• _Task to carry out_
Pick out each line below containing "Evolution".

• _Record extracts_
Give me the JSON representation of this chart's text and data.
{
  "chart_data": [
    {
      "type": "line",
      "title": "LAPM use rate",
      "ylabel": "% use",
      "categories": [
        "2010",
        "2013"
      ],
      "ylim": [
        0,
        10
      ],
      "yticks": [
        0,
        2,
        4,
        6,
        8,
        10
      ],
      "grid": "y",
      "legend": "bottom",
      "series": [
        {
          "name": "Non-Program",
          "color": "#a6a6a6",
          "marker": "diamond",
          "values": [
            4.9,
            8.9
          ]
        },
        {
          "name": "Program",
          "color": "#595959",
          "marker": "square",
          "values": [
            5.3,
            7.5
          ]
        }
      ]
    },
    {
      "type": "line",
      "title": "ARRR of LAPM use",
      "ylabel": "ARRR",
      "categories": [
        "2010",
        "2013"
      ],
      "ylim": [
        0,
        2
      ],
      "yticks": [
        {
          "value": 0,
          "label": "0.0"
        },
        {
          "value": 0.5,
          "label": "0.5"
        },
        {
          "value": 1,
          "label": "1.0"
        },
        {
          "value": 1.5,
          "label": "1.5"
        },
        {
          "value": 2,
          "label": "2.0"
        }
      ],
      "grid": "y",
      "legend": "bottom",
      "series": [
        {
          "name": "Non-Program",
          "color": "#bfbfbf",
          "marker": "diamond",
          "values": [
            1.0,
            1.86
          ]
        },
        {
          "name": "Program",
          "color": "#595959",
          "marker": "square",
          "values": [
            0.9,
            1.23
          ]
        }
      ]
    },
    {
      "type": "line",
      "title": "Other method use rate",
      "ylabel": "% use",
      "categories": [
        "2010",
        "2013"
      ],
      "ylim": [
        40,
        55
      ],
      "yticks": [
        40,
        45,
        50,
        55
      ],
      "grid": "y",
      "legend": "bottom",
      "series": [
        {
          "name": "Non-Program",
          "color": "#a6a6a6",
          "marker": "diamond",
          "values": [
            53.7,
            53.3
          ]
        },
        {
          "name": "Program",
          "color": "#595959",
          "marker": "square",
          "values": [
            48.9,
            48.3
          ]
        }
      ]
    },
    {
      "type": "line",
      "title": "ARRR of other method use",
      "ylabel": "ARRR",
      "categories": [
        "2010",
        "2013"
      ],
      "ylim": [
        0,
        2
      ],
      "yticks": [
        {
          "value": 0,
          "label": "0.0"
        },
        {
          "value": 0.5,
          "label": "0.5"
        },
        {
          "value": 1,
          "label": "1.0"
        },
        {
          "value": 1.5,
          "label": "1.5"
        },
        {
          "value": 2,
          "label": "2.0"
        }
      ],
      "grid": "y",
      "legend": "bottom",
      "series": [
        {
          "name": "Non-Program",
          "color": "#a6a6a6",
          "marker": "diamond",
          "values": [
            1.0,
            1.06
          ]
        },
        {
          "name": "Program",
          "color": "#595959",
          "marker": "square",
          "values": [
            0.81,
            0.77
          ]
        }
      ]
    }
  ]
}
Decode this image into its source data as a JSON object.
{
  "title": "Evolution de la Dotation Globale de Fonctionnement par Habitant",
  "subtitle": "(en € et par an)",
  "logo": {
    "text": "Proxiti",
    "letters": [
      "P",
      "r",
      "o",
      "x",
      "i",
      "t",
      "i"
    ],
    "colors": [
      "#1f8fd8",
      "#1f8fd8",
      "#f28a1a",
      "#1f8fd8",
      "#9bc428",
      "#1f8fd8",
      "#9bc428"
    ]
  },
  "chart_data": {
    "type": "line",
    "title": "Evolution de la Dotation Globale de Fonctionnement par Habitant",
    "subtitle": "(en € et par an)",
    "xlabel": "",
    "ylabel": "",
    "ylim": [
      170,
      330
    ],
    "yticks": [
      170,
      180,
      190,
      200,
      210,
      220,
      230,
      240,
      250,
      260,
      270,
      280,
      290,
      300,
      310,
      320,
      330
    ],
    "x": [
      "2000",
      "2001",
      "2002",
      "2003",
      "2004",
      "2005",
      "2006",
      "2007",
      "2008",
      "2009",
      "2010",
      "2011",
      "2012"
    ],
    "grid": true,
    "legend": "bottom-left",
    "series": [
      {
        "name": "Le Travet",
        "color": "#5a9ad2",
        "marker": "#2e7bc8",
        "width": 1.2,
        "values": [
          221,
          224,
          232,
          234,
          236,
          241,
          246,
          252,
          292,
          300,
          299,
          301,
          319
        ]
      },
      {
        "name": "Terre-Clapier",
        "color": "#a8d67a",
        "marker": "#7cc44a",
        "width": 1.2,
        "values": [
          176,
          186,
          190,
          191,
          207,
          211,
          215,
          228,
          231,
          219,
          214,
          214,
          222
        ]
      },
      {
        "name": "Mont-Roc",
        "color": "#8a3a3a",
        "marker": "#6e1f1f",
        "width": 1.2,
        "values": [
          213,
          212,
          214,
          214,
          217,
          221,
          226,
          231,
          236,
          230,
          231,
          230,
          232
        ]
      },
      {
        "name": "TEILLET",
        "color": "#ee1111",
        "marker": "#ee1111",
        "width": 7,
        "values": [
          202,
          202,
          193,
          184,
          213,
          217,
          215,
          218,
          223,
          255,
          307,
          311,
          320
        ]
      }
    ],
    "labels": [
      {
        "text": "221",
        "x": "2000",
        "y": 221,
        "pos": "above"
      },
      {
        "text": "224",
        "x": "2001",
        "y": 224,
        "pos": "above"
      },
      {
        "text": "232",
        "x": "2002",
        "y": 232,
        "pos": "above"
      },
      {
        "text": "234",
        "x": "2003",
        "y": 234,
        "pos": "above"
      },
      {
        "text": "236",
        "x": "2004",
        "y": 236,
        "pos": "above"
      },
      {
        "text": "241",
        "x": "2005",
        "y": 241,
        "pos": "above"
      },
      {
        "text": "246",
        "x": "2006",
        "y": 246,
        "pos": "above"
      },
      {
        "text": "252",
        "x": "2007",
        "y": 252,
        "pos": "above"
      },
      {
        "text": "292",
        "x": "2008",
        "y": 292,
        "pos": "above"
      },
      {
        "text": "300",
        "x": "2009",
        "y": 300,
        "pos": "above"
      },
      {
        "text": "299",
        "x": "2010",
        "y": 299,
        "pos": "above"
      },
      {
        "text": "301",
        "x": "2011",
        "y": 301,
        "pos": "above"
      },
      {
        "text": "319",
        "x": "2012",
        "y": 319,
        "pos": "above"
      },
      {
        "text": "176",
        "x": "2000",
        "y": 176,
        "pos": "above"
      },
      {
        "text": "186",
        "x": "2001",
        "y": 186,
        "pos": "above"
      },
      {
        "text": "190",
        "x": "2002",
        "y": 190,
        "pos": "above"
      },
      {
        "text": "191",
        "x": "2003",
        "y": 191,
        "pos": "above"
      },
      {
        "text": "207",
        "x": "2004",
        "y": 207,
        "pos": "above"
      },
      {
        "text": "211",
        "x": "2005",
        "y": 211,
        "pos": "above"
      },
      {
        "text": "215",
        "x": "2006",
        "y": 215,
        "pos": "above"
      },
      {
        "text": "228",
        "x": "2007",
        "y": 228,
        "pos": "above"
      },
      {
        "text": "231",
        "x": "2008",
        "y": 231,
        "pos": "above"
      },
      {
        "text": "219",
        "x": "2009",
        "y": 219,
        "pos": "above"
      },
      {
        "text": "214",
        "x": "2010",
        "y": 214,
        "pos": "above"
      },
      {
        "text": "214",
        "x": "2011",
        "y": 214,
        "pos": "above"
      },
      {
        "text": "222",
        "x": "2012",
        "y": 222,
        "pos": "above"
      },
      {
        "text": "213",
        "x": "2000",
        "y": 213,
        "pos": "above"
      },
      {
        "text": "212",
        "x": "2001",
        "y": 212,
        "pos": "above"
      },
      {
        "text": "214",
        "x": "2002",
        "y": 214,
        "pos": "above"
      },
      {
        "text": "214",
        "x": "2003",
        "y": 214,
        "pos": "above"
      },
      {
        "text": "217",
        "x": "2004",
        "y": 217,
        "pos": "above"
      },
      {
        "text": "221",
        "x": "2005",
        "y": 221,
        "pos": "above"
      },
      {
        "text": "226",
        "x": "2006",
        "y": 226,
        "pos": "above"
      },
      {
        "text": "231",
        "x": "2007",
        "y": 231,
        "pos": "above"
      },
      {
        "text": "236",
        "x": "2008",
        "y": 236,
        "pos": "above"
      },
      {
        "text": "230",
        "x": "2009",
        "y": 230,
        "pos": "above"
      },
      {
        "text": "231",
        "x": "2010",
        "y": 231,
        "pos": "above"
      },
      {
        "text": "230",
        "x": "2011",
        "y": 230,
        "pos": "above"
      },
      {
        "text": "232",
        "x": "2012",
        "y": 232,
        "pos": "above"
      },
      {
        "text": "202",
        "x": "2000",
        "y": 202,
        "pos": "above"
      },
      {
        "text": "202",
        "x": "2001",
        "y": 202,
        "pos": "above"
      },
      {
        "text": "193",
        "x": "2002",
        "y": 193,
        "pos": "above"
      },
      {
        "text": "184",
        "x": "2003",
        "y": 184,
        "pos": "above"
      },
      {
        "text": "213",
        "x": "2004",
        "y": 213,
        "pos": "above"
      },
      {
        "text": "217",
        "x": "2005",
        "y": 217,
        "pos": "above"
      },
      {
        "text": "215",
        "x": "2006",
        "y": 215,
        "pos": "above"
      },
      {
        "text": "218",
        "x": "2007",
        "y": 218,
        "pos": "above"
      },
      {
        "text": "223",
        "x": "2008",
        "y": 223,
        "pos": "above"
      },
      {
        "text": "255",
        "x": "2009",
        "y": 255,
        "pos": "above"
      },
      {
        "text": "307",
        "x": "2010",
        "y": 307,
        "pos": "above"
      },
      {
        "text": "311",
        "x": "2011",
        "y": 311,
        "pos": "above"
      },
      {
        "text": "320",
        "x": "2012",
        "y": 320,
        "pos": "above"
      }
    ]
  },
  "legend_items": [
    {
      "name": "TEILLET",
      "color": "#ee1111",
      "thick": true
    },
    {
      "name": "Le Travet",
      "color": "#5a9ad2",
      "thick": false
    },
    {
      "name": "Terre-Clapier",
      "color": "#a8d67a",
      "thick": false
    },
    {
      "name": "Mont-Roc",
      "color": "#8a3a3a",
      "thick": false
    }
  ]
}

• _Exercise answer_
  "title": "Evolution de la Dotation Globale de Fonctionnement par Habitant",
    "title": "Evolution de la Dotation Globale de Fonctionnement par Habitant",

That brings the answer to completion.